** start of Dataset records **

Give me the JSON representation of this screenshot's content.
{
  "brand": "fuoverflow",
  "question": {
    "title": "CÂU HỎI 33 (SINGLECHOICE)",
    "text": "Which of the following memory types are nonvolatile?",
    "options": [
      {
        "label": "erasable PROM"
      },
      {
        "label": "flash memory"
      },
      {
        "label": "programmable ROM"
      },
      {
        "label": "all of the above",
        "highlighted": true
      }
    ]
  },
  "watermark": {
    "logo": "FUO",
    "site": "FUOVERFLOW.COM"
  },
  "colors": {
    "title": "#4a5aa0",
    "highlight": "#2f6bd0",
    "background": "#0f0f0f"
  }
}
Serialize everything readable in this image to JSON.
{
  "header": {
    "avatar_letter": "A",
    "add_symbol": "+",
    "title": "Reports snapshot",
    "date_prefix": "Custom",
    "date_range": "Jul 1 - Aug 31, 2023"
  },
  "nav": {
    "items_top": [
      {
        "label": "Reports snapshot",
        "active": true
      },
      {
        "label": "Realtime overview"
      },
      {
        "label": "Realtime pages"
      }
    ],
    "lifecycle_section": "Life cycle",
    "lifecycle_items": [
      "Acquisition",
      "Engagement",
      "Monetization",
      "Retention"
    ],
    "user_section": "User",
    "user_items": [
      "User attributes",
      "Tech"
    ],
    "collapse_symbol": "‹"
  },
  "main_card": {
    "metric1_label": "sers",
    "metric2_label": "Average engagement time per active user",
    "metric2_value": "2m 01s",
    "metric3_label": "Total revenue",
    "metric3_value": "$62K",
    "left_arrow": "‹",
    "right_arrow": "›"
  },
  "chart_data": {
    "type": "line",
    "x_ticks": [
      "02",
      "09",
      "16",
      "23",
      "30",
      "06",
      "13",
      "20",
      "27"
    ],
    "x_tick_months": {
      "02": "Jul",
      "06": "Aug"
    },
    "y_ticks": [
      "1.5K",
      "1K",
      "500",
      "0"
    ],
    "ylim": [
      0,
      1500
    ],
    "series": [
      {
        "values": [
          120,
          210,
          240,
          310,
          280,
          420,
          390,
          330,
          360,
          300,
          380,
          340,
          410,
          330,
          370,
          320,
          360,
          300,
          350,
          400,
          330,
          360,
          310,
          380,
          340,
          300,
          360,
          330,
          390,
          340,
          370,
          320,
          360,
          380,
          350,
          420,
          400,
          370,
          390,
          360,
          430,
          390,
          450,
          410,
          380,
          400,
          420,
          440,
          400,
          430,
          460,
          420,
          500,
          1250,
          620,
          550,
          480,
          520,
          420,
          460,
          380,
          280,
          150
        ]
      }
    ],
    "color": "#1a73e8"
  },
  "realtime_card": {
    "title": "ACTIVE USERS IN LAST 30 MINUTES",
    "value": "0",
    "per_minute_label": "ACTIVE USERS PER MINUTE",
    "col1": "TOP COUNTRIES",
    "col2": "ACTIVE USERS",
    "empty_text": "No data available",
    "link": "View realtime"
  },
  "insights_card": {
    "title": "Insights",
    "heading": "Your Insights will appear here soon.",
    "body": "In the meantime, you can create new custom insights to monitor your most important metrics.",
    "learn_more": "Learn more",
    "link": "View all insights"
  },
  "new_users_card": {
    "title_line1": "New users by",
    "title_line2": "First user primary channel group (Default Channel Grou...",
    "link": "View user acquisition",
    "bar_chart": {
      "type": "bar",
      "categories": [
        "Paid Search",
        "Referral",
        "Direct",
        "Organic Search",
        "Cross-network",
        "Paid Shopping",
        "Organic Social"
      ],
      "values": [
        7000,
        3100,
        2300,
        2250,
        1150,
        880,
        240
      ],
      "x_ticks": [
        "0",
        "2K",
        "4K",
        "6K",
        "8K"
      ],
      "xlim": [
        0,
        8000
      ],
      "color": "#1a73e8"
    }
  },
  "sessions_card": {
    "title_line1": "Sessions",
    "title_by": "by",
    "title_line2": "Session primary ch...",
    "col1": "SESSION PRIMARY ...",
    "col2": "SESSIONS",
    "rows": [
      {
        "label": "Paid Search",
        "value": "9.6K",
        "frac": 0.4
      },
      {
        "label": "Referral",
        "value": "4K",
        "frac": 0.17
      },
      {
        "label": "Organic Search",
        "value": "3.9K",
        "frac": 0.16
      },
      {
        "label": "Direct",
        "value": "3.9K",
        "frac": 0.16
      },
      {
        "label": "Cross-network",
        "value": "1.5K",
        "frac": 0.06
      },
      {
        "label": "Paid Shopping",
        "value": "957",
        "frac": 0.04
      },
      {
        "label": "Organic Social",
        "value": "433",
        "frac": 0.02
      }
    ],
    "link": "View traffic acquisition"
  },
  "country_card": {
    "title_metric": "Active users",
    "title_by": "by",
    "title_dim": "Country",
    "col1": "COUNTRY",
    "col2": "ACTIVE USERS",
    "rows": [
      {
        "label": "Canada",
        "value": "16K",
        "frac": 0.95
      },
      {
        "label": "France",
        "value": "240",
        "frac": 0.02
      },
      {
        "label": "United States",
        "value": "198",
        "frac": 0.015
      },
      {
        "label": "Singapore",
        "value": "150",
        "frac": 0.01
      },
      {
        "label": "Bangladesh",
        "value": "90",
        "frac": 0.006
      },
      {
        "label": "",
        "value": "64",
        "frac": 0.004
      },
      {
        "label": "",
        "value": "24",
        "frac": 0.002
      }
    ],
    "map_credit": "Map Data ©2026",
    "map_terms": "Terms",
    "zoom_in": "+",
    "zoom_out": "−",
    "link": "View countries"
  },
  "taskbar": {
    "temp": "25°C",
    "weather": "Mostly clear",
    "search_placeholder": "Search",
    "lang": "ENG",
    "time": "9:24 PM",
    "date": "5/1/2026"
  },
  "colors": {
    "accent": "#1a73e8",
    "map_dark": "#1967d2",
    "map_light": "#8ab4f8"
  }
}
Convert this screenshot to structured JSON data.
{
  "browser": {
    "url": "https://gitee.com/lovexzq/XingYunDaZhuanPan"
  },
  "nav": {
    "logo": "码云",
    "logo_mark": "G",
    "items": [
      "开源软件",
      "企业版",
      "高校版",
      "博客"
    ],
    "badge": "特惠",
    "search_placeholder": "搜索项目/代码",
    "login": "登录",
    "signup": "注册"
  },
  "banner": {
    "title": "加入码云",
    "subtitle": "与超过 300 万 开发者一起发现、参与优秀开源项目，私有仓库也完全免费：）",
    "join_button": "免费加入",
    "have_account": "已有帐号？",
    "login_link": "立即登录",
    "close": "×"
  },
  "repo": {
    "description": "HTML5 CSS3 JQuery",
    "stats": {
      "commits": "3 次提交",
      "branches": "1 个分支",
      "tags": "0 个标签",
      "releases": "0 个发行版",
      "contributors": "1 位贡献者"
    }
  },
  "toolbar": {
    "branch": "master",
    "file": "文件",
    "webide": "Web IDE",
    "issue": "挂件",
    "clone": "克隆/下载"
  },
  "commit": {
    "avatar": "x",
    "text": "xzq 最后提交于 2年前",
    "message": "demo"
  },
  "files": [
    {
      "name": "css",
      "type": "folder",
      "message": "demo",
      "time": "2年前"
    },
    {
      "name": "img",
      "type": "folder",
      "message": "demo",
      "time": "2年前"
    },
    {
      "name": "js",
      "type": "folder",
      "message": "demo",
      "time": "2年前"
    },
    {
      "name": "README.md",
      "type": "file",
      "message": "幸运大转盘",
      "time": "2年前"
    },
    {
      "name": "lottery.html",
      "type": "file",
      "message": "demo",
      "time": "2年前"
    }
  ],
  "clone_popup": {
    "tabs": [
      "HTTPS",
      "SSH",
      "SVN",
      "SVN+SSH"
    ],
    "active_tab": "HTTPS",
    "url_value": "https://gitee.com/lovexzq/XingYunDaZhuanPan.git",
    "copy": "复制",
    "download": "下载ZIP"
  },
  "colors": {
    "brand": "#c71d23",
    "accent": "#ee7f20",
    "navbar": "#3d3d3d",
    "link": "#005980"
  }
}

** end of Dataset records **

### Task prompt
Pick out and copy the lines of the material that include the word "Social".

### Solution
        "Organic Social"
        "label": "Organic Social",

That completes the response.